### Stated problem
Pick out each line in these entries that contains the string "this".

### Provided information

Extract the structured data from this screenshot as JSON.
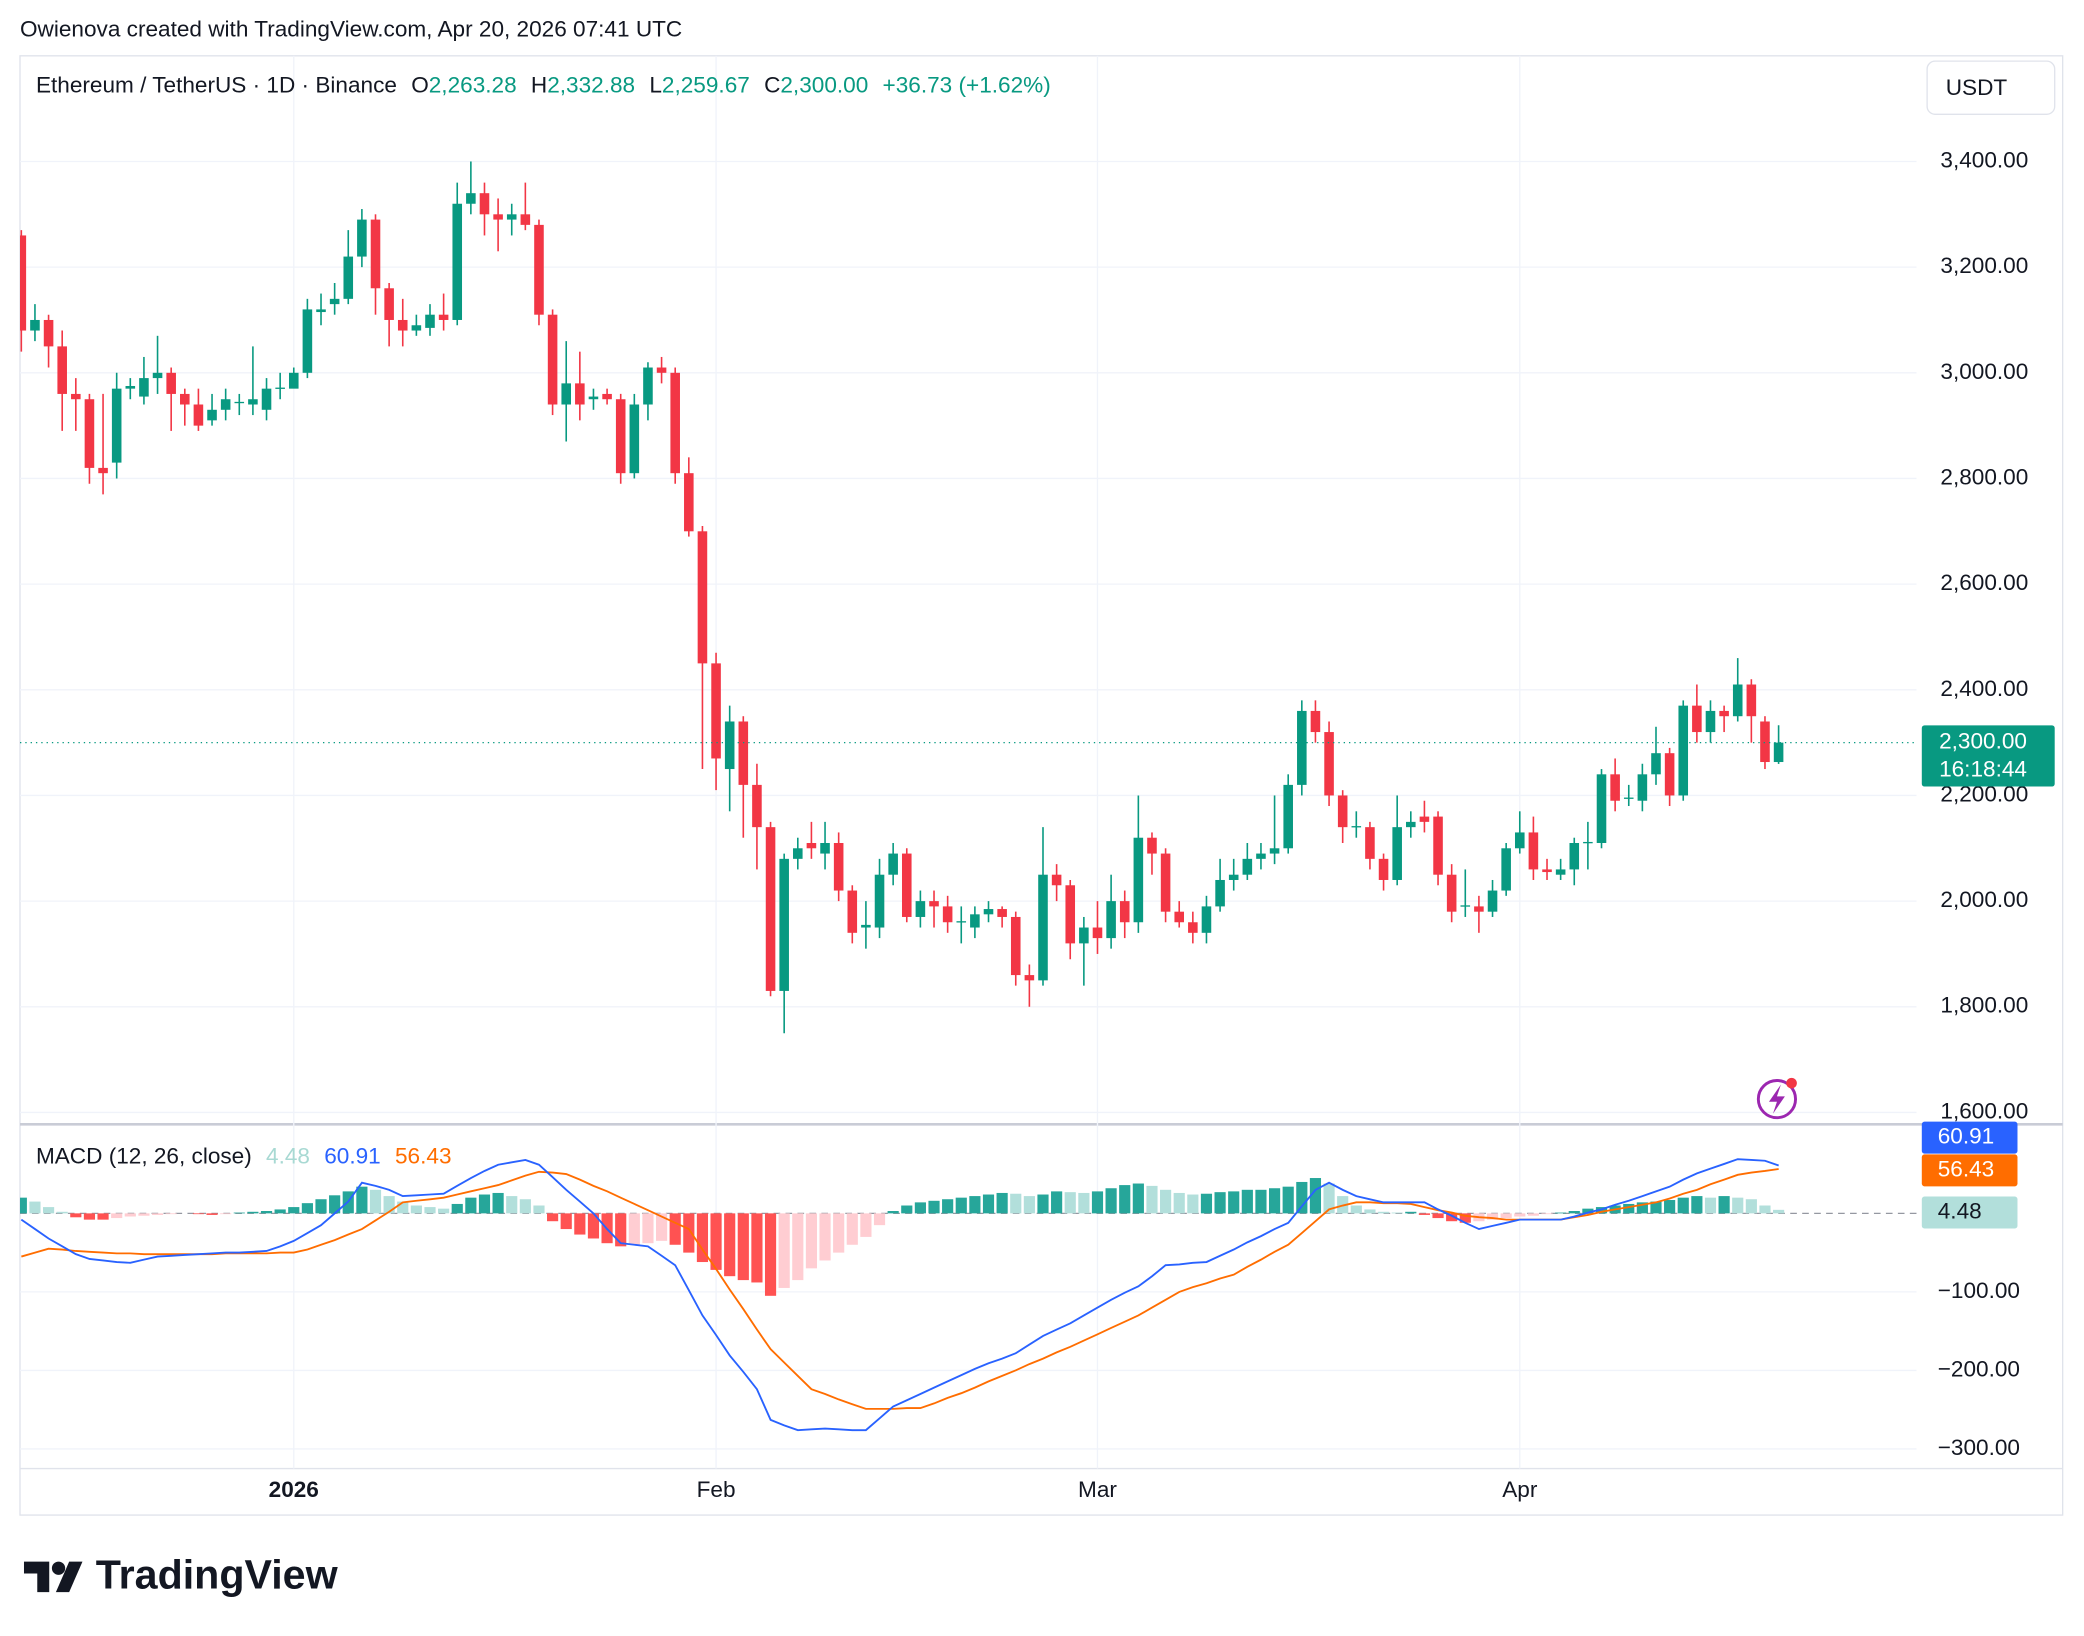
==
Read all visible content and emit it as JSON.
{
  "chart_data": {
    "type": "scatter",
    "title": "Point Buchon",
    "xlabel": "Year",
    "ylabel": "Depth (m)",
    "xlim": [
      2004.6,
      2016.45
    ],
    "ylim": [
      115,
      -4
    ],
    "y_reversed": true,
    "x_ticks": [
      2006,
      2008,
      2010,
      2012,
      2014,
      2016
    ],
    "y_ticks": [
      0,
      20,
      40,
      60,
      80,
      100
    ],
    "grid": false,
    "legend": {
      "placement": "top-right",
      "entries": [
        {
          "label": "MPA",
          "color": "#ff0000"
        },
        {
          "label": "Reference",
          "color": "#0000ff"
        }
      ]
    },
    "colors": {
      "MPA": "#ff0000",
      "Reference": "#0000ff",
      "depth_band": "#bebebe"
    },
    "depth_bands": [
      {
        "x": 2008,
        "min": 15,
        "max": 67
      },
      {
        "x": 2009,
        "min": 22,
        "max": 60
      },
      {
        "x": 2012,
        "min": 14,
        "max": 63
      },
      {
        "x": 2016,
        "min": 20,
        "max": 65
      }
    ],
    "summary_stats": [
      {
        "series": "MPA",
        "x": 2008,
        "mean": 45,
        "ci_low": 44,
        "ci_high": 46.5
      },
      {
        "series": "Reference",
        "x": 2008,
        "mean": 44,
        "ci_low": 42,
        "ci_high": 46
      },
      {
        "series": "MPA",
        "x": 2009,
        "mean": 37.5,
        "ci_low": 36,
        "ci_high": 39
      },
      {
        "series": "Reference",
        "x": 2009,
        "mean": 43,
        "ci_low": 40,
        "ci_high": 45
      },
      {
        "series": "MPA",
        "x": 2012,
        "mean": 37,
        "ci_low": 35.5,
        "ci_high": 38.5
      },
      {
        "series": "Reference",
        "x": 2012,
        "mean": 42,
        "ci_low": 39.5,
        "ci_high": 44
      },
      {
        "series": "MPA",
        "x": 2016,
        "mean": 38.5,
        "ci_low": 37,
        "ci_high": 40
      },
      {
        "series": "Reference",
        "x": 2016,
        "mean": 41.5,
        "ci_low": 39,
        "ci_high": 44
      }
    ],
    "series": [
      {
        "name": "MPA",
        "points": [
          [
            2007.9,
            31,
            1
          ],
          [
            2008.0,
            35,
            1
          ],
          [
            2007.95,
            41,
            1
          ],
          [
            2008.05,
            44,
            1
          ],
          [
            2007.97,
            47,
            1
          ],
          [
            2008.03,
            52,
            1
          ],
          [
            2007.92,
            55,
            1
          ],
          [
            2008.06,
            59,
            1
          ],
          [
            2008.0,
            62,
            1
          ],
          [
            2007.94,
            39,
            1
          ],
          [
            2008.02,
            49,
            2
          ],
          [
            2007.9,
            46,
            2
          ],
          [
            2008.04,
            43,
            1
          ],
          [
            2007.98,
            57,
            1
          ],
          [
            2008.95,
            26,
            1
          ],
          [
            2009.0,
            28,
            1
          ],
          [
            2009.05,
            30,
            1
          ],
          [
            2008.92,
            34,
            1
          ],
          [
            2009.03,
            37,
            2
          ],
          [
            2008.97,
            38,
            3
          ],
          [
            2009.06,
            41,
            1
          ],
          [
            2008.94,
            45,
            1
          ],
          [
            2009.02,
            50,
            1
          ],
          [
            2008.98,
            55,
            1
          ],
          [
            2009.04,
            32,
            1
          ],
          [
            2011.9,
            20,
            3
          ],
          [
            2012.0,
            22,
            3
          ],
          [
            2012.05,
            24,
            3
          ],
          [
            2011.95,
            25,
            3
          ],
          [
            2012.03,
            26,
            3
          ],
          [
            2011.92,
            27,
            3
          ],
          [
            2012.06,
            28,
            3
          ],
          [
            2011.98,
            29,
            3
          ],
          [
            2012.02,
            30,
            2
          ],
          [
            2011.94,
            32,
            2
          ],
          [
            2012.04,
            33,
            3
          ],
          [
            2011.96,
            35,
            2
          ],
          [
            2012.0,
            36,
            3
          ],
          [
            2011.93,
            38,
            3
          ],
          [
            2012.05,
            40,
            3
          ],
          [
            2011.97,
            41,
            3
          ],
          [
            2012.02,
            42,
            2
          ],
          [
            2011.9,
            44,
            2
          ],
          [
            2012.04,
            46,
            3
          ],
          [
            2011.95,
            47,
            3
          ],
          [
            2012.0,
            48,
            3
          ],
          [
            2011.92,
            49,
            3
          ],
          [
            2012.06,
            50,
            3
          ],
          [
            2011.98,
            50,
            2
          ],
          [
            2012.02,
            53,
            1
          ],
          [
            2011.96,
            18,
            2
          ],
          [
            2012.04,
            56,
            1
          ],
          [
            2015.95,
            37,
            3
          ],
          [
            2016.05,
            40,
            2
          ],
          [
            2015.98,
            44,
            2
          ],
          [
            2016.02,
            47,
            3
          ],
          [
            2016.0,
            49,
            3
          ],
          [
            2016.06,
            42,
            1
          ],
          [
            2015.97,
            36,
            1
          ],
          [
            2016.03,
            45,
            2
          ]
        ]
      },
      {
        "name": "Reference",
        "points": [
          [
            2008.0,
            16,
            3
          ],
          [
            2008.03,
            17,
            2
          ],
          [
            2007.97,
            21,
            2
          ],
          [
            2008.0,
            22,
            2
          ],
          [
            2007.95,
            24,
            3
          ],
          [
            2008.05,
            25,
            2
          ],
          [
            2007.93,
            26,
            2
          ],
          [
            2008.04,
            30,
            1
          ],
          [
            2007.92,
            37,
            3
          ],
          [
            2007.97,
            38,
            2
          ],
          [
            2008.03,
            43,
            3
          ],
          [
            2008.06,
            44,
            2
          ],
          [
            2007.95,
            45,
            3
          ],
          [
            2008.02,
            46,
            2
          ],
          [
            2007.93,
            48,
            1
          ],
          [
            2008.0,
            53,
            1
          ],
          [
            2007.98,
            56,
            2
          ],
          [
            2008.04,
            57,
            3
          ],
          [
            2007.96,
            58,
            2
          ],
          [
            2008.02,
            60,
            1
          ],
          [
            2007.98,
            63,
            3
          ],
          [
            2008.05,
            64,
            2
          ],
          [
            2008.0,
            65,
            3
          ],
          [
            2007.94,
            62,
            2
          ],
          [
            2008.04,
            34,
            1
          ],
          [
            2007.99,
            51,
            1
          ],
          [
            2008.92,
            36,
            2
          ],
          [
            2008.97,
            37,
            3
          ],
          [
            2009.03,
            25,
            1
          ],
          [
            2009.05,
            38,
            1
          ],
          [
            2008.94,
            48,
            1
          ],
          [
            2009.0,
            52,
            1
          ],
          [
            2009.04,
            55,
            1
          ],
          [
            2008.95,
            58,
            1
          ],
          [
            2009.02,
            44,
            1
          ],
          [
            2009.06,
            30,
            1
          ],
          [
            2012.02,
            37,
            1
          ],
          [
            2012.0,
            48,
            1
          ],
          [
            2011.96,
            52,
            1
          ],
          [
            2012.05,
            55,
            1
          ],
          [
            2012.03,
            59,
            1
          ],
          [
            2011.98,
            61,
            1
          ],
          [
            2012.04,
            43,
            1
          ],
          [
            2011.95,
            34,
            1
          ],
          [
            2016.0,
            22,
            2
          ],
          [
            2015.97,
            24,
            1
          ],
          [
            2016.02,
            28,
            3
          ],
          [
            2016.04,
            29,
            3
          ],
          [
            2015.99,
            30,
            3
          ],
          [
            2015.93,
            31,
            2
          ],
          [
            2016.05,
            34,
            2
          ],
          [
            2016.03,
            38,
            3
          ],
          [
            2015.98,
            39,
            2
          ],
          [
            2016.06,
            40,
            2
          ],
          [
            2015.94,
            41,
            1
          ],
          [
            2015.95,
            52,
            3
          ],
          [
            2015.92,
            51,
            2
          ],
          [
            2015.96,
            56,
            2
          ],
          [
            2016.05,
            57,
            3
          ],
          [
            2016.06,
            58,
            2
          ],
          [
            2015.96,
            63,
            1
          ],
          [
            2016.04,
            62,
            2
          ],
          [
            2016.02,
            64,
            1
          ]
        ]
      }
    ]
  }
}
--
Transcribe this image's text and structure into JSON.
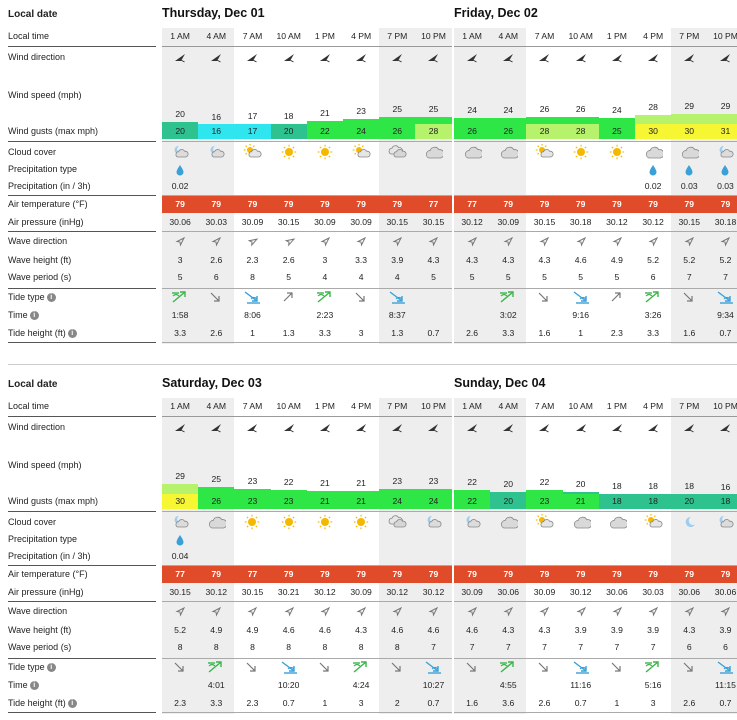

### Worked solution
Extract the structured data from this screenshot as JSON.
Transcribe this image's text and structure into JSON.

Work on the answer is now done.